Task inputs:
___

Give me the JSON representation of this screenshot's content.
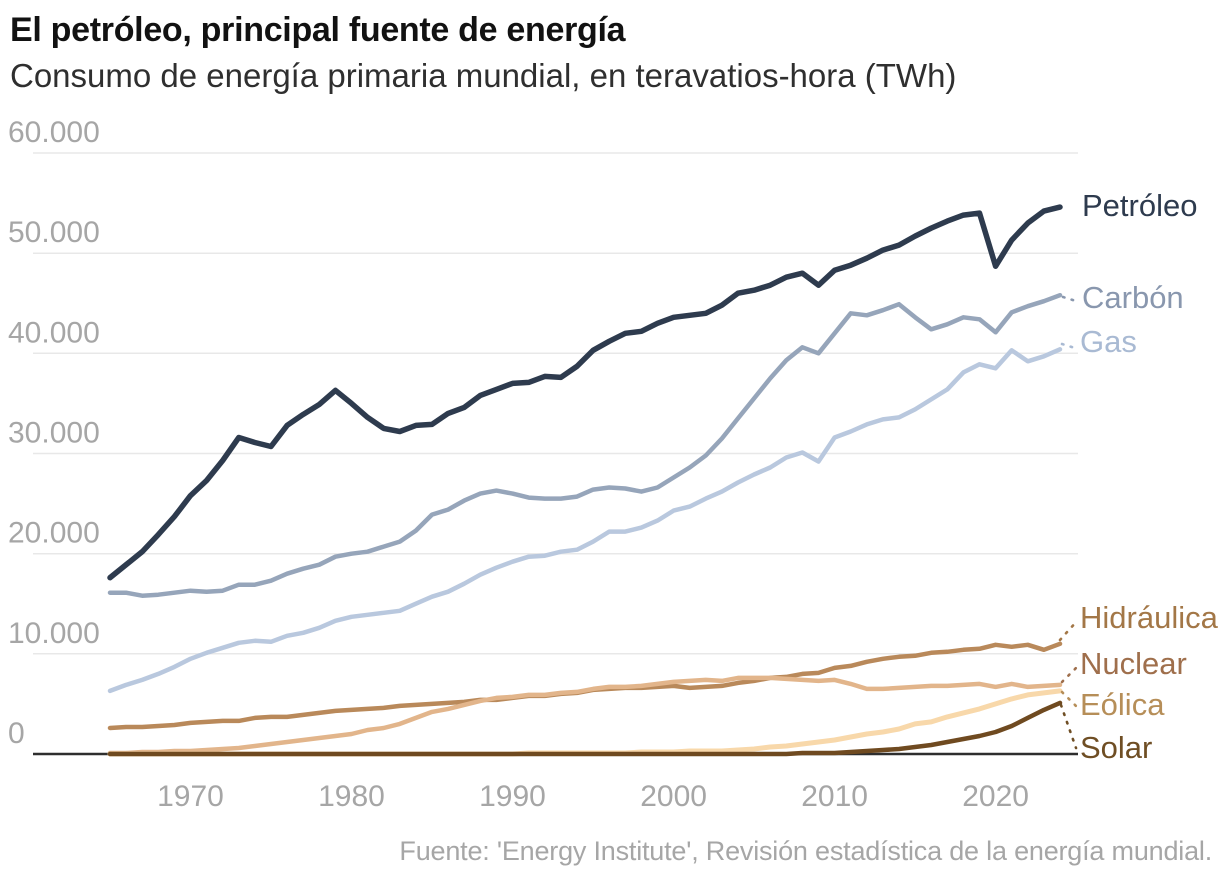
{
  "header": {
    "title": "El petróleo, principal fuente de energía",
    "subtitle": "Consumo de energía primaria mundial, en teravatios-hora (TWh)"
  },
  "footer": {
    "source": "Fuente: 'Energy Institute', Revisión estadística de la energía mundial."
  },
  "chart_data": {
    "type": "line",
    "title": "El petróleo, principal fuente de energía",
    "subtitle": "Consumo de energía primaria mundial, en teravatios-hora (TWh)",
    "unit": "TWh",
    "grid": true,
    "ylim": [
      0,
      60000
    ],
    "x_range": [
      1965,
      2024
    ],
    "y_ticks": [
      {
        "value": 60000,
        "label": "60.000"
      },
      {
        "value": 50000,
        "label": "50.000"
      },
      {
        "value": 40000,
        "label": "40.000"
      },
      {
        "value": 30000,
        "label": "30.000"
      },
      {
        "value": 20000,
        "label": "20.000"
      },
      {
        "value": 10000,
        "label": "10.000"
      },
      {
        "value": 0,
        "label": "0"
      }
    ],
    "x_ticks": [
      {
        "value": 1970,
        "label": "1970"
      },
      {
        "value": 1980,
        "label": "1980"
      },
      {
        "value": 1990,
        "label": "1990"
      },
      {
        "value": 2000,
        "label": "2000"
      },
      {
        "value": 2010,
        "label": "2010"
      },
      {
        "value": 2020,
        "label": "2020"
      }
    ],
    "x": [
      1965,
      1966,
      1967,
      1968,
      1969,
      1970,
      1971,
      1972,
      1973,
      1974,
      1975,
      1976,
      1977,
      1978,
      1979,
      1980,
      1981,
      1982,
      1983,
      1984,
      1985,
      1986,
      1987,
      1988,
      1989,
      1990,
      1991,
      1992,
      1993,
      1994,
      1995,
      1996,
      1997,
      1998,
      1999,
      2000,
      2001,
      2002,
      2003,
      2004,
      2005,
      2006,
      2007,
      2008,
      2009,
      2010,
      2011,
      2012,
      2013,
      2014,
      2015,
      2016,
      2017,
      2018,
      2019,
      2020,
      2021,
      2022,
      2023,
      2024
    ],
    "series": [
      {
        "id": "petroleo",
        "name": "Petróleo",
        "color": "#2e3b4e",
        "label_color": "#2e3b4e",
        "values": [
          17600,
          18900,
          20200,
          21900,
          23700,
          25800,
          27300,
          29300,
          31600,
          31100,
          30700,
          32800,
          33900,
          34900,
          36300,
          35000,
          33600,
          32500,
          32200,
          32800,
          32900,
          34000,
          34600,
          35800,
          36400,
          37000,
          37100,
          37700,
          37600,
          38700,
          40300,
          41200,
          42000,
          42200,
          43000,
          43600,
          43800,
          44000,
          44800,
          46000,
          46300,
          46800,
          47600,
          48000,
          46800,
          48300,
          48800,
          49500,
          50300,
          50800,
          51700,
          52500,
          53200,
          53800,
          54000,
          48700,
          51300,
          53000,
          54200,
          54600
        ]
      },
      {
        "id": "carbon",
        "name": "Carbón",
        "color": "#96a5ba",
        "label_color": "#8997ae",
        "values": [
          16100,
          16100,
          15800,
          15900,
          16100,
          16300,
          16200,
          16300,
          16900,
          16900,
          17300,
          18000,
          18500,
          18900,
          19700,
          20000,
          20200,
          20700,
          21200,
          22300,
          23900,
          24400,
          25300,
          26000,
          26300,
          26000,
          25600,
          25500,
          25500,
          25700,
          26400,
          26600,
          26500,
          26200,
          26600,
          27600,
          28600,
          29800,
          31500,
          33500,
          35500,
          37500,
          39300,
          40600,
          40000,
          42000,
          44000,
          43800,
          44300,
          44900,
          43600,
          42400,
          42900,
          43600,
          43400,
          42100,
          44100,
          44700,
          45200,
          45800
        ]
      },
      {
        "id": "gas",
        "name": "Gas",
        "color": "#b9c8de",
        "label_color": "#a9bad3",
        "values": [
          6300,
          6900,
          7400,
          8000,
          8700,
          9500,
          10100,
          10600,
          11100,
          11300,
          11200,
          11800,
          12100,
          12600,
          13300,
          13700,
          13900,
          14100,
          14300,
          15000,
          15700,
          16200,
          17000,
          17900,
          18600,
          19200,
          19700,
          19800,
          20200,
          20400,
          21200,
          22200,
          22200,
          22600,
          23300,
          24300,
          24700,
          25500,
          26200,
          27100,
          27900,
          28600,
          29600,
          30100,
          29200,
          31600,
          32200,
          32900,
          33400,
          33600,
          34400,
          35400,
          36400,
          38100,
          38900,
          38500,
          40300,
          39200,
          39700,
          40400
        ]
      },
      {
        "id": "hidraulica",
        "name": "Hidráulica",
        "color": "#b9895a",
        "label_color": "#a37747",
        "values": [
          2600,
          2700,
          2700,
          2800,
          2900,
          3100,
          3200,
          3300,
          3300,
          3600,
          3700,
          3700,
          3900,
          4100,
          4300,
          4400,
          4500,
          4600,
          4800,
          4900,
          5000,
          5100,
          5200,
          5400,
          5400,
          5600,
          5800,
          5800,
          6000,
          6100,
          6400,
          6500,
          6600,
          6600,
          6700,
          6800,
          6600,
          6700,
          6800,
          7100,
          7300,
          7600,
          7700,
          8000,
          8100,
          8600,
          8800,
          9200,
          9500,
          9700,
          9800,
          10100,
          10200,
          10400,
          10500,
          10900,
          10700,
          10900,
          10400,
          11000
        ]
      },
      {
        "id": "nuclear",
        "name": "Nuclear",
        "color": "#e2b58b",
        "label_color": "#9f6f4c",
        "values": [
          100,
          100,
          200,
          200,
          300,
          300,
          400,
          500,
          600,
          800,
          1000,
          1200,
          1400,
          1600,
          1800,
          2000,
          2400,
          2600,
          3000,
          3600,
          4200,
          4500,
          4900,
          5300,
          5600,
          5700,
          5900,
          5900,
          6100,
          6200,
          6500,
          6700,
          6700,
          6800,
          7000,
          7200,
          7300,
          7400,
          7300,
          7600,
          7600,
          7600,
          7500,
          7400,
          7300,
          7400,
          7000,
          6500,
          6500,
          6600,
          6700,
          6800,
          6800,
          6900,
          7000,
          6700,
          7000,
          6700,
          6800,
          6900
        ]
      },
      {
        "id": "eolica",
        "name": "Eólica",
        "color": "#f8d8aa",
        "label_color": "#b68e58",
        "values": [
          0,
          0,
          0,
          0,
          0,
          0,
          0,
          0,
          0,
          0,
          0,
          0,
          0,
          0,
          0,
          0,
          0,
          0,
          0,
          0,
          0,
          0,
          0,
          0,
          0,
          0,
          100,
          100,
          100,
          100,
          100,
          100,
          100,
          200,
          200,
          200,
          300,
          300,
          300,
          400,
          500,
          700,
          800,
          1000,
          1200,
          1400,
          1700,
          2000,
          2200,
          2500,
          3000,
          3200,
          3700,
          4100,
          4500,
          5000,
          5500,
          5900,
          6100,
          6300
        ]
      },
      {
        "id": "solar",
        "name": "Solar",
        "color": "#6f4a20",
        "label_color": "#6f4e24",
        "values": [
          0,
          0,
          0,
          0,
          0,
          0,
          0,
          0,
          0,
          0,
          0,
          0,
          0,
          0,
          0,
          0,
          0,
          0,
          0,
          0,
          0,
          0,
          0,
          0,
          0,
          0,
          0,
          0,
          0,
          0,
          0,
          0,
          0,
          0,
          0,
          0,
          0,
          0,
          0,
          0,
          0,
          0,
          0,
          100,
          100,
          100,
          200,
          300,
          400,
          500,
          700,
          900,
          1200,
          1500,
          1800,
          2200,
          2800,
          3600,
          4400,
          5100
        ]
      }
    ],
    "axis_color": "#2e2e2e",
    "gridline_color": "#e8e8e8",
    "tick_label_color": "#a6a6a6"
  }
}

___

Task description:
Scan the entries above for the word "Consumo" and collect each line holding it.

Solution:
    "subtitle": "Consumo de energía primaria mundial, en teravatios-hora (TWh)"
    "subtitle": "Consumo de energía primaria mundial, en teravatios-hora (TWh)",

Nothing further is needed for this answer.